---- DATASET ENTRIES

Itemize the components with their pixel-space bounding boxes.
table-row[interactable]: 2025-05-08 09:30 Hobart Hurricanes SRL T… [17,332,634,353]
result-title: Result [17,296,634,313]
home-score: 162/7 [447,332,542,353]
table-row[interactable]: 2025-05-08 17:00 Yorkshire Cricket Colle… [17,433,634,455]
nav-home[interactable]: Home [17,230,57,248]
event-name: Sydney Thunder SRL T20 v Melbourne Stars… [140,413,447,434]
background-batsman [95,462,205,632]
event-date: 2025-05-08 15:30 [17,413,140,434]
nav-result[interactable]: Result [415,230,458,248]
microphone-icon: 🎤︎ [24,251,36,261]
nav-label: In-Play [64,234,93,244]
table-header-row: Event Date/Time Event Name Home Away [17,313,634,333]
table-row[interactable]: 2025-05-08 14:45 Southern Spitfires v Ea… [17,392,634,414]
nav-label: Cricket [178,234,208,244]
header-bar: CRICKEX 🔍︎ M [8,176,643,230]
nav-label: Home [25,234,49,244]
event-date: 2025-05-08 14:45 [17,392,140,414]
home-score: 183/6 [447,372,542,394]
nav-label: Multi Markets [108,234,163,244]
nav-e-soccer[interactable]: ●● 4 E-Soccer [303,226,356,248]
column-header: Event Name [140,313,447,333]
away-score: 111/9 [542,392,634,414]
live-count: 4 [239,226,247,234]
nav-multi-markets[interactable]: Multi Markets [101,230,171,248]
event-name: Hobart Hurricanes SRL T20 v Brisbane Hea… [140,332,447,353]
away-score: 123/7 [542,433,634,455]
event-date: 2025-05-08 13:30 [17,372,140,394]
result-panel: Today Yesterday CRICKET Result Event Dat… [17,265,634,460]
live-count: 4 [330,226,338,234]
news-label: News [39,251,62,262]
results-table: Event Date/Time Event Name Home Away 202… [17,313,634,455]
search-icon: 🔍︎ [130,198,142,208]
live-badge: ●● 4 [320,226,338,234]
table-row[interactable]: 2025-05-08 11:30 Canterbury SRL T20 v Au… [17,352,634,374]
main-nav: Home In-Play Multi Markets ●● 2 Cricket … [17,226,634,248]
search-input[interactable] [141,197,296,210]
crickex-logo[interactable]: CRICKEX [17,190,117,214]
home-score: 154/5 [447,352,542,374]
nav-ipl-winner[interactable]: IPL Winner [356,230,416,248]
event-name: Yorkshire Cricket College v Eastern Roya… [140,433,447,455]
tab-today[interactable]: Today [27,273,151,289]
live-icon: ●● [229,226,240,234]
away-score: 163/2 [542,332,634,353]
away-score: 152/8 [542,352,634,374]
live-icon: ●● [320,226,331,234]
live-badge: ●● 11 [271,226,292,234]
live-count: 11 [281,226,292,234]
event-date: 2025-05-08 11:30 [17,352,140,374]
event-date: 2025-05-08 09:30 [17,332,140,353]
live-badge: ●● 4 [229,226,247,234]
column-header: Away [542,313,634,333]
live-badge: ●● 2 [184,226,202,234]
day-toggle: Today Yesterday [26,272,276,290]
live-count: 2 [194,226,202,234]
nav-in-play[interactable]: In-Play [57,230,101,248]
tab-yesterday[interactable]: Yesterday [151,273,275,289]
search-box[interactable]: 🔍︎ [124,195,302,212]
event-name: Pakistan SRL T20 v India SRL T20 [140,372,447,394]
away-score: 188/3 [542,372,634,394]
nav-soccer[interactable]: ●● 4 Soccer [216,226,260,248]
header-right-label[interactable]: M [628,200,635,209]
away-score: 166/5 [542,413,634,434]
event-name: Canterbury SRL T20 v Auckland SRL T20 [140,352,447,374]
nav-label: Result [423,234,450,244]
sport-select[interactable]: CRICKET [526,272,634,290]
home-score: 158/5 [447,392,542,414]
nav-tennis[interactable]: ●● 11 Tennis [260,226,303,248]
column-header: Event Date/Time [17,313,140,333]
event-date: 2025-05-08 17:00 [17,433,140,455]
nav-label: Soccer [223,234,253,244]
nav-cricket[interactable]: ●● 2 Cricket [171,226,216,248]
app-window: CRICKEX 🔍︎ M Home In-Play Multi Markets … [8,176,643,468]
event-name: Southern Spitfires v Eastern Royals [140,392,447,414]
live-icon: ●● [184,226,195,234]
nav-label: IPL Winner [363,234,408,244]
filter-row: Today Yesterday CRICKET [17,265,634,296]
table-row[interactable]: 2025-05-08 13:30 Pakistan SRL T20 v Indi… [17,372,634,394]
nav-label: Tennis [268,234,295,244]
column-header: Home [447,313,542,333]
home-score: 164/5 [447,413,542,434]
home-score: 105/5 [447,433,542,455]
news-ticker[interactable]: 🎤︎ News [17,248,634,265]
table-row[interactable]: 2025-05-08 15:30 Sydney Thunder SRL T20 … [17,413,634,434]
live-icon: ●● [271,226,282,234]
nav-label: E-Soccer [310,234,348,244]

--------

- TASK OBJECTIVE -
Starting with the first line of the items and going on through the line with "home-score: 162/7 [447,332,542,353]", recast those lines as a numbered list, leaving out any blank lines.

- RESPONSE TO THIS TASK -
1. Itemize the components with their pixel-space bounding boxes.
2. table-row[interactable]: 2025-05-08 09:30 Hobart Hurricanes SRL T… [17,332,634,353]
3. result-title: Result [17,296,634,313]
4. home-score: 162/7 [447,332,542,353]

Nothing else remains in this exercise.